Objective: Find how many lines of the listing include the string "dough", and report only that figure.

Information shown:
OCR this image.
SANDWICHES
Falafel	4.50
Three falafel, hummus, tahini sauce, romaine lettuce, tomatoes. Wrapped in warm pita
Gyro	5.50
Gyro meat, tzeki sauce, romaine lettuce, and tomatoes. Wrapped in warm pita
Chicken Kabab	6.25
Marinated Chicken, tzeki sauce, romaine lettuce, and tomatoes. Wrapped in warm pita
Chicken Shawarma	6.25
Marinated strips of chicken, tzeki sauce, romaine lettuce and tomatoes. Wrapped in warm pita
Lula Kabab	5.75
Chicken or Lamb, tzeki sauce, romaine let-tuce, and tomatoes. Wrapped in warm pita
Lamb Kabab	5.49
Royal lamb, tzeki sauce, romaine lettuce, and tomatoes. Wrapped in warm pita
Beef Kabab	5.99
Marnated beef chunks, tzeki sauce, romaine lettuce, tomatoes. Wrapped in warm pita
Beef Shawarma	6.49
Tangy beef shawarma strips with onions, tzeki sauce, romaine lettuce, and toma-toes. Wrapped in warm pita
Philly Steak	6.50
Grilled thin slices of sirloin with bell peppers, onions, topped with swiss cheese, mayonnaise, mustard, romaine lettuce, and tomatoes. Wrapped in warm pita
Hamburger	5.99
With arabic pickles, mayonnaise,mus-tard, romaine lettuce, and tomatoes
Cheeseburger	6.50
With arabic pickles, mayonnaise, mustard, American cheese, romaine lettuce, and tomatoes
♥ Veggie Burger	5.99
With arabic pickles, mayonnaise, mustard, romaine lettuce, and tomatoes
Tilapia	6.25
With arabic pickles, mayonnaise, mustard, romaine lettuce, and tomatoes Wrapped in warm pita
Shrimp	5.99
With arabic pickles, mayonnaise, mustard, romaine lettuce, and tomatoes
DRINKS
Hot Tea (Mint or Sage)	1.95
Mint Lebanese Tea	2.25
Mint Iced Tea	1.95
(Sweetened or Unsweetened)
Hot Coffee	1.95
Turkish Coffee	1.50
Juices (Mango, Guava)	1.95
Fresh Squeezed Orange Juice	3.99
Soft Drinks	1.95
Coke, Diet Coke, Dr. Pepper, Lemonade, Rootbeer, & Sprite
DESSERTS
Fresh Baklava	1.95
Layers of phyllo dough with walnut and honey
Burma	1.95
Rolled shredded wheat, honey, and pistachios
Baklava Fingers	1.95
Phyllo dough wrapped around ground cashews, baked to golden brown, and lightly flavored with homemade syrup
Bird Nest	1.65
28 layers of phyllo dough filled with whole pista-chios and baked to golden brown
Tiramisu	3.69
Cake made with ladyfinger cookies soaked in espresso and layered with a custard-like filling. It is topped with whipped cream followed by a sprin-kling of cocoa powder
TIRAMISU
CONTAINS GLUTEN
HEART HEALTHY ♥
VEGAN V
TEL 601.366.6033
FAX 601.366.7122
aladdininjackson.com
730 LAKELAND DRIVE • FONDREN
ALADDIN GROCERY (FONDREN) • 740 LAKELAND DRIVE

Full response: 3